Problem statement ▸ Reproduce each of the rows below verbatim, line by line, changing nothing.

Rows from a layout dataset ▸

####################

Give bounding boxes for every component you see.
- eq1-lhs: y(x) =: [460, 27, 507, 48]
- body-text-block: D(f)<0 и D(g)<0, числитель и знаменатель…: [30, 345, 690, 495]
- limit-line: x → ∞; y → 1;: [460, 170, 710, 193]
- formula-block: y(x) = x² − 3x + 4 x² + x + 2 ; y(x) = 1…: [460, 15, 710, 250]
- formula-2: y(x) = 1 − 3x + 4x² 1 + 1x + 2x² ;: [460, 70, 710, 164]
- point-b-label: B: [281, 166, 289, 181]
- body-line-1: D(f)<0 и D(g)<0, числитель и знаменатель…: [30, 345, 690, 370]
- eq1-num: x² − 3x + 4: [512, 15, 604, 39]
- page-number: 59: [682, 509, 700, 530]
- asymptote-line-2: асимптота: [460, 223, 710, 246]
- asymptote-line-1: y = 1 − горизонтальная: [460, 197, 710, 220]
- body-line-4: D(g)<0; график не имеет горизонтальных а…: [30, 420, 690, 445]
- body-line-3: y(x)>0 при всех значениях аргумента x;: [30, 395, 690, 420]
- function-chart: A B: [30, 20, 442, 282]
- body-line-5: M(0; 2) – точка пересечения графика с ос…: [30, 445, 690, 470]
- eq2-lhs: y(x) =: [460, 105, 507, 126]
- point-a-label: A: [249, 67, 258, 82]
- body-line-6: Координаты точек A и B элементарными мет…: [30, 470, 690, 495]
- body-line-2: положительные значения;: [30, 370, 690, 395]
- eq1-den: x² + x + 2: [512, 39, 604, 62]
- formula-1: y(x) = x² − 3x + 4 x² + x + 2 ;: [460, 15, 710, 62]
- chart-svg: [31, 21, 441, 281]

####################

Response below ▸
Give bounding boxes for every component you see.
- eq1-lhs: y(x) =: [460, 27, 507, 48]
- body-text-block: D(f)<0 и D(g)<0, числитель и знаменатель…: [30, 345, 690, 495]
- limit-line: x → ∞; y → 1;: [460, 170, 710, 193]
- formula-block: y(x) = x² − 3x + 4 x² + x + 2 ; y(x) = 1…: [460, 15, 710, 250]
- formula-2: y(x) = 1 − 3x + 4x² 1 + 1x + 2x² ;: [460, 70, 710, 164]
- point-b-label: B: [281, 166, 289, 181]
- body-line-1: D(f)<0 и D(g)<0, числитель и знаменатель…: [30, 345, 690, 370]
- eq1-num: x² − 3x + 4: [512, 15, 604, 39]
- page-number: 59: [682, 509, 700, 530]
- asymptote-line-2: асимптота: [460, 223, 710, 246]
- asymptote-line-1: y = 1 − горизонтальная: [460, 197, 710, 220]
- body-line-4: D(g)<0; график не имеет горизонтальных а…: [30, 420, 690, 445]
- body-line-3: y(x)>0 при всех значениях аргумента x;: [30, 395, 690, 420]
- function-chart: A B: [30, 20, 442, 282]
- body-line-5: M(0; 2) – точка пересечения графика с ос…: [30, 445, 690, 470]
- eq2-lhs: y(x) =: [460, 105, 507, 126]
- point-a-label: A: [249, 67, 258, 82]
- body-line-6: Координаты точек A и B элементарными мет…: [30, 470, 690, 495]
- body-line-2: положительные значения;: [30, 370, 690, 395]
- eq1-den: x² + x + 2: [512, 39, 604, 62]
- formula-1: y(x) = x² − 3x + 4 x² + x + 2 ;: [460, 15, 710, 62]
- chart-svg: [31, 21, 441, 281]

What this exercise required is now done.